Set up email-based security alerts

Google Workspace provides administrators with tools like audit logs, security reports about user behavior that may indicate a security risk, and a security center with information about how files have been shared. If a Google Drive security risk is only discovered when you go in to check your security center console, however, it could be way too late to contain the damage. Setting up email-based alerts enables you to be more proactive about identifying potential security issues and addressing them promptly. 

Consider endpoint management

Another domain in which Google Workspace admins can secure Google Drive is in controlling aspects of the end user devices used to access the corporate Google Drive accounts and assets. Endpoint management capabilities include device encryption, screen lock, password enforcement, remote signout and remote wiping of corporate accounts should devices be lost or stolen.

(Data entries)
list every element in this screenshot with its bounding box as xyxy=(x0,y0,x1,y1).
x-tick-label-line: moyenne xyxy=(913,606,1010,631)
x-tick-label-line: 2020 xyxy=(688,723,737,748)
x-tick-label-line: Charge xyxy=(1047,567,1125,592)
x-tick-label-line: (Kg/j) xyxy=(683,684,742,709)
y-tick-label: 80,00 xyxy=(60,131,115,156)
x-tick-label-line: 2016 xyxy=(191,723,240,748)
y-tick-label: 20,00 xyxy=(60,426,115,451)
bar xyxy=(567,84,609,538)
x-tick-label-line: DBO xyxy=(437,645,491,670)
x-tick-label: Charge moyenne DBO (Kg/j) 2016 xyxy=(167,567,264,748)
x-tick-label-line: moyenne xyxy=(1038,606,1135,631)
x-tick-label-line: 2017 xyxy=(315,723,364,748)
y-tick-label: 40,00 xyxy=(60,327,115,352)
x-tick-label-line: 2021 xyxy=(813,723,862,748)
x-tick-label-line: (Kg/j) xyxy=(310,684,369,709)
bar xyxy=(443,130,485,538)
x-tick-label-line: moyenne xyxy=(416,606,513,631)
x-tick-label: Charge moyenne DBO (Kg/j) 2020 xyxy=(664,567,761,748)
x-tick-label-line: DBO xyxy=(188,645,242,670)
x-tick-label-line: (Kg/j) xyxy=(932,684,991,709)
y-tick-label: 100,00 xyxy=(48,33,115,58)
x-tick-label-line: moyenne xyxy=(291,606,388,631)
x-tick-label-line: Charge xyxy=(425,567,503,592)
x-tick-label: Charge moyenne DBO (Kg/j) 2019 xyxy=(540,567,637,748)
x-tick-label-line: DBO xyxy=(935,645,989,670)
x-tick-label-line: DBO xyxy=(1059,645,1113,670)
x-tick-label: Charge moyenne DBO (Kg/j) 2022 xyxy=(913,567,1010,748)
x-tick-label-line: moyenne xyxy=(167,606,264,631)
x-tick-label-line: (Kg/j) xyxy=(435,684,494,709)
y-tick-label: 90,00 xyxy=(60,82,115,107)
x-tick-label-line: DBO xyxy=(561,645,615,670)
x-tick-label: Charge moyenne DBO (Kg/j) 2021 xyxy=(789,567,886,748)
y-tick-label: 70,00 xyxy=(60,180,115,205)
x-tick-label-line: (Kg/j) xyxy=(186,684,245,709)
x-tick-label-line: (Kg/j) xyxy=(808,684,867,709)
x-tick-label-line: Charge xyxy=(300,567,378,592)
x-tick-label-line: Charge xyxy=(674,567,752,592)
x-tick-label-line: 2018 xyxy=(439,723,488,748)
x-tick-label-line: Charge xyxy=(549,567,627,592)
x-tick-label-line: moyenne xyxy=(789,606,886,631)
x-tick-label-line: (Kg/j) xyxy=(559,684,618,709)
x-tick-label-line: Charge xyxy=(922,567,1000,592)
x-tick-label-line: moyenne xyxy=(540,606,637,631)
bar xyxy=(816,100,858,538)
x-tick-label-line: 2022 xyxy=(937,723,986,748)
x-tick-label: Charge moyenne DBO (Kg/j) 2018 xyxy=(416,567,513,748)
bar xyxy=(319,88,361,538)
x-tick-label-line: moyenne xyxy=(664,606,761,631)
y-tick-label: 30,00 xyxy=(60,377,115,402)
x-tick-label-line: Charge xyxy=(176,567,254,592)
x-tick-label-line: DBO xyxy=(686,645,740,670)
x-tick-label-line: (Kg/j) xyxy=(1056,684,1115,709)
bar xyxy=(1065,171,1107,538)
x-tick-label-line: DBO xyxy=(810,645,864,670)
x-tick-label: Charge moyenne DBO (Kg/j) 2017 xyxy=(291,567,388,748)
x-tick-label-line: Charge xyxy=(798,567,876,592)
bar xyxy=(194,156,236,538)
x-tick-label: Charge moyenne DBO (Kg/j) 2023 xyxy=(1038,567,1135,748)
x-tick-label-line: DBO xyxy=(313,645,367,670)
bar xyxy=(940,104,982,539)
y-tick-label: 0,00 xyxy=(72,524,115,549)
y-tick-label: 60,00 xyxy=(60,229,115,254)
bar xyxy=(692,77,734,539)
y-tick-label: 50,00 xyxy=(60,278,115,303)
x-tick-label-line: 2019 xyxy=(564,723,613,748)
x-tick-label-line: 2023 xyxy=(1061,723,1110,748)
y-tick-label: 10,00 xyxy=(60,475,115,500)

## [TASK DIRECTIONS]
Duplicate the full Google Workspace security text word for word.

## [ANSWER TO THE PROBLEM]
Set up email-based security alerts

Google Workspace provides administrators with tools like audit logs, security reports about user behavior that may indicate a security risk, and a security center with information about how files have been shared. If a Google Drive security risk is only discovered when you go in to check your security center console, however, it could be way too late to contain the damage. Setting up email-based alerts enables you to be more proactive about identifying potential security issues and addressing them promptly. 

Consider endpoint management

Another domain in which Google Workspace admins can secure Google Drive is in controlling aspects of the end user devices used to access the corporate Google Drive accounts and assets. Endpoint management capabilities include device encryption, screen lock, password enforcement, remote signout and remote wiping of corporate accounts should devices be lost or stolen.